| TASK DETAILS |
What follows is a listing to be transcribed exactly.

| AVAILABLE RECORDS |
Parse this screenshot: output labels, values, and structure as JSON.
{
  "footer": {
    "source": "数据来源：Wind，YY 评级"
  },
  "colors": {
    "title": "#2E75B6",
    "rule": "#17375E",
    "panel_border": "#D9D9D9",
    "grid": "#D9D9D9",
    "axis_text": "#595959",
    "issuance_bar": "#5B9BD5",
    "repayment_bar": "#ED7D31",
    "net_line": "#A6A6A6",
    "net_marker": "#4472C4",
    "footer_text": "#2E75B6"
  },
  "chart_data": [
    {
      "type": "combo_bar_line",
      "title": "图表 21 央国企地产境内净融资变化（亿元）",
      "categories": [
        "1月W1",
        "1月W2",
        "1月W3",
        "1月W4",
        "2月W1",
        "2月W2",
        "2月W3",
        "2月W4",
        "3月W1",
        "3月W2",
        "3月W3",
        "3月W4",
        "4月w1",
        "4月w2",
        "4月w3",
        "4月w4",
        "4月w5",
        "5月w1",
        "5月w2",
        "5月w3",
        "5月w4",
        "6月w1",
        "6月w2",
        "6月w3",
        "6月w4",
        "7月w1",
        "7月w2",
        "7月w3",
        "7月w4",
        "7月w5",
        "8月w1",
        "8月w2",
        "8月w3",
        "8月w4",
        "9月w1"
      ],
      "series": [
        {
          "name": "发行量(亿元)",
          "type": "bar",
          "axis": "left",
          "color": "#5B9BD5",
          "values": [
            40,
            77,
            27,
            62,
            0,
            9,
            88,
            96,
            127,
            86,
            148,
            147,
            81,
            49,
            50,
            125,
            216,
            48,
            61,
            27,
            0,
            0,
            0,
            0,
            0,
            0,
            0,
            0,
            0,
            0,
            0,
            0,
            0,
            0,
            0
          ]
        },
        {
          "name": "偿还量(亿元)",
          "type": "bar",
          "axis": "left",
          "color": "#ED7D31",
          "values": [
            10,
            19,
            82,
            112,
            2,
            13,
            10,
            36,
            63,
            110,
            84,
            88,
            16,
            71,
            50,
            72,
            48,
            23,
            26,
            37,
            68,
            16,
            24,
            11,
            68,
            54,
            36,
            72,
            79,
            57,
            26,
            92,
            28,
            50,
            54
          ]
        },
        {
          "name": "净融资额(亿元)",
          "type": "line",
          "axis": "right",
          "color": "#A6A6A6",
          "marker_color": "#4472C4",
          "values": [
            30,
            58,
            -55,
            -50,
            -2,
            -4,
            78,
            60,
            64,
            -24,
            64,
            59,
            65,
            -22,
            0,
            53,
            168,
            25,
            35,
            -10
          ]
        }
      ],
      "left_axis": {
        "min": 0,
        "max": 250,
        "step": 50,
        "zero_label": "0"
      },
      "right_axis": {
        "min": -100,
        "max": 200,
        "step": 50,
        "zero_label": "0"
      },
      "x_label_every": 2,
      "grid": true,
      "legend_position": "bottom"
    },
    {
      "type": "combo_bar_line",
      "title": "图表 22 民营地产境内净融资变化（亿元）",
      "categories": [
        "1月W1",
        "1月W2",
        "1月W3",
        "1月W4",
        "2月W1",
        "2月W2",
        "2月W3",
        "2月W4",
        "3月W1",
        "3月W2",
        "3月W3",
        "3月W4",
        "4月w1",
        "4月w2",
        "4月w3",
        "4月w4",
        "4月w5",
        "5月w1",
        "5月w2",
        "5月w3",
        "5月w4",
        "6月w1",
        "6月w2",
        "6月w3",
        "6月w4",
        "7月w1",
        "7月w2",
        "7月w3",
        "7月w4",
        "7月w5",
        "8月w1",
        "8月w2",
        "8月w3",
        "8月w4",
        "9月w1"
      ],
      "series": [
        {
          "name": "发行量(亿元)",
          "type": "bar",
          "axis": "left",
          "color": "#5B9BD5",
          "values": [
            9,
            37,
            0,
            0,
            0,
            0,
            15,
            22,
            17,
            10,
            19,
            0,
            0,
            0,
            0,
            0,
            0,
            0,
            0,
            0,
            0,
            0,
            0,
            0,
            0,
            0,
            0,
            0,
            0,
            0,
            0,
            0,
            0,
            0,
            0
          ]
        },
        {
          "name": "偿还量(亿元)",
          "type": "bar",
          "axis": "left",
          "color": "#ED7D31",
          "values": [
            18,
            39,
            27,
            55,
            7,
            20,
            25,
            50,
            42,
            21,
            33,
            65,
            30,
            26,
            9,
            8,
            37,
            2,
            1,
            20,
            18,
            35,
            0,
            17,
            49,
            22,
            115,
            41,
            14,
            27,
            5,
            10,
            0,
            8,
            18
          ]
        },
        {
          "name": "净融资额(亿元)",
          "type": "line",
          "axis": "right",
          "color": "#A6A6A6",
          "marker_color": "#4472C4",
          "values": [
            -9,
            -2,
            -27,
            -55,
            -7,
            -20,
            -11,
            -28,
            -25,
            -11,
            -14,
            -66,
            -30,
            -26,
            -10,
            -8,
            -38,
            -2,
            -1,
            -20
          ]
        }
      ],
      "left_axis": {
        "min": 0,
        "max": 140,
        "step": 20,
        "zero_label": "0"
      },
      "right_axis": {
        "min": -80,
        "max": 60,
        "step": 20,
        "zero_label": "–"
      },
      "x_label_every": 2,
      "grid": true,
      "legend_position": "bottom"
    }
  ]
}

| ANSWER BELOW |
Parse this screenshot: output labels, values, and structure as JSON.
{
  "footer": {
    "source": "数据来源：Wind，YY 评级"
  },
  "colors": {
    "title": "#2E75B6",
    "rule": "#17375E",
    "panel_border": "#D9D9D9",
    "grid": "#D9D9D9",
    "axis_text": "#595959",
    "issuance_bar": "#5B9BD5",
    "repayment_bar": "#ED7D31",
    "net_line": "#A6A6A6",
    "net_marker": "#4472C4",
    "footer_text": "#2E75B6"
  },
  "chart_data": [
    {
      "type": "combo_bar_line",
      "title": "图表 21 央国企地产境内净融资变化（亿元）",
      "categories": [
        "1月W1",
        "1月W2",
        "1月W3",
        "1月W4",
        "2月W1",
        "2月W2",
        "2月W3",
        "2月W4",
        "3月W1",
        "3月W2",
        "3月W3",
        "3月W4",
        "4月w1",
        "4月w2",
        "4月w3",
        "4月w4",
        "4月w5",
        "5月w1",
        "5月w2",
        "5月w3",
        "5月w4",
        "6月w1",
        "6月w2",
        "6月w3",
        "6月w4",
        "7月w1",
        "7月w2",
        "7月w3",
        "7月w4",
        "7月w5",
        "8月w1",
        "8月w2",
        "8月w3",
        "8月w4",
        "9月w1"
      ],
      "series": [
        {
          "name": "发行量(亿元)",
          "type": "bar",
          "axis": "left",
          "color": "#5B9BD5",
          "values": [
            40,
            77,
            27,
            62,
            0,
            9,
            88,
            96,
            127,
            86,
            148,
            147,
            81,
            49,
            50,
            125,
            216,
            48,
            61,
            27,
            0,
            0,
            0,
            0,
            0,
            0,
            0,
            0,
            0,
            0,
            0,
            0,
            0,
            0,
            0
          ]
        },
        {
          "name": "偿还量(亿元)",
          "type": "bar",
          "axis": "left",
          "color": "#ED7D31",
          "values": [
            10,
            19,
            82,
            112,
            2,
            13,
            10,
            36,
            63,
            110,
            84,
            88,
            16,
            71,
            50,
            72,
            48,
            23,
            26,
            37,
            68,
            16,
            24,
            11,
            68,
            54,
            36,
            72,
            79,
            57,
            26,
            92,
            28,
            50,
            54
          ]
        },
        {
          "name": "净融资额(亿元)",
          "type": "line",
          "axis": "right",
          "color": "#A6A6A6",
          "marker_color": "#4472C4",
          "values": [
            30,
            58,
            -55,
            -50,
            -2,
            -4,
            78,
            60,
            64,
            -24,
            64,
            59,
            65,
            -22,
            0,
            53,
            168,
            25,
            35,
            -10
          ]
        }
      ],
      "left_axis": {
        "min": 0,
        "max": 250,
        "step": 50,
        "zero_label": "0"
      },
      "right_axis": {
        "min": -100,
        "max": 200,
        "step": 50,
        "zero_label": "0"
      },
      "x_label_every": 2,
      "grid": true,
      "legend_position": "bottom"
    },
    {
      "type": "combo_bar_line",
      "title": "图表 22 民营地产境内净融资变化（亿元）",
      "categories": [
        "1月W1",
        "1月W2",
        "1月W3",
        "1月W4",
        "2月W1",
        "2月W2",
        "2月W3",
        "2月W4",
        "3月W1",
        "3月W2",
        "3月W3",
        "3月W4",
        "4月w1",
        "4月w2",
        "4月w3",
        "4月w4",
        "4月w5",
        "5月w1",
        "5月w2",
        "5月w3",
        "5月w4",
        "6月w1",
        "6月w2",
        "6月w3",
        "6月w4",
        "7月w1",
        "7月w2",
        "7月w3",
        "7月w4",
        "7月w5",
        "8月w1",
        "8月w2",
        "8月w3",
        "8月w4",
        "9月w1"
      ],
      "series": [
        {
          "name": "发行量(亿元)",
          "type": "bar",
          "axis": "left",
          "color": "#5B9BD5",
          "values": [
            9,
            37,
            0,
            0,
            0,
            0,
            15,
            22,
            17,
            10,
            19,
            0,
            0,
            0,
            0,
            0,
            0,
            0,
            0,
            0,
            0,
            0,
            0,
            0,
            0,
            0,
            0,
            0,
            0,
            0,
            0,
            0,
            0,
            0,
            0
          ]
        },
        {
          "name": "偿还量(亿元)",
          "type": "bar",
          "axis": "left",
          "color": "#ED7D31",
          "values": [
            18,
            39,
            27,
            55,
            7,
            20,
            25,
            50,
            42,
            21,
            33,
            65,
            30,
            26,
            9,
            8,
            37,
            2,
            1,
            20,
            18,
            35,
            0,
            17,
            49,
            22,
            115,
            41,
            14,
            27,
            5,
            10,
            0,
            8,
            18
          ]
        },
        {
          "name": "净融资额(亿元)",
          "type": "line",
          "axis": "right",
          "color": "#A6A6A6",
          "marker_color": "#4472C4",
          "values": [
            -9,
            -2,
            -27,
            -55,
            -7,
            -20,
            -11,
            -28,
            -25,
            -11,
            -14,
            -66,
            -30,
            -26,
            -10,
            -8,
            -38,
            -2,
            -1,
            -20
          ]
        }
      ],
      "left_axis": {
        "min": 0,
        "max": 140,
        "step": 20,
        "zero_label": "0"
      },
      "right_axis": {
        "min": -80,
        "max": 60,
        "step": 20,
        "zero_label": "–"
      },
      "x_label_every": 2,
      "grid": true,
      "legend_position": "bottom"
    }
  ]
}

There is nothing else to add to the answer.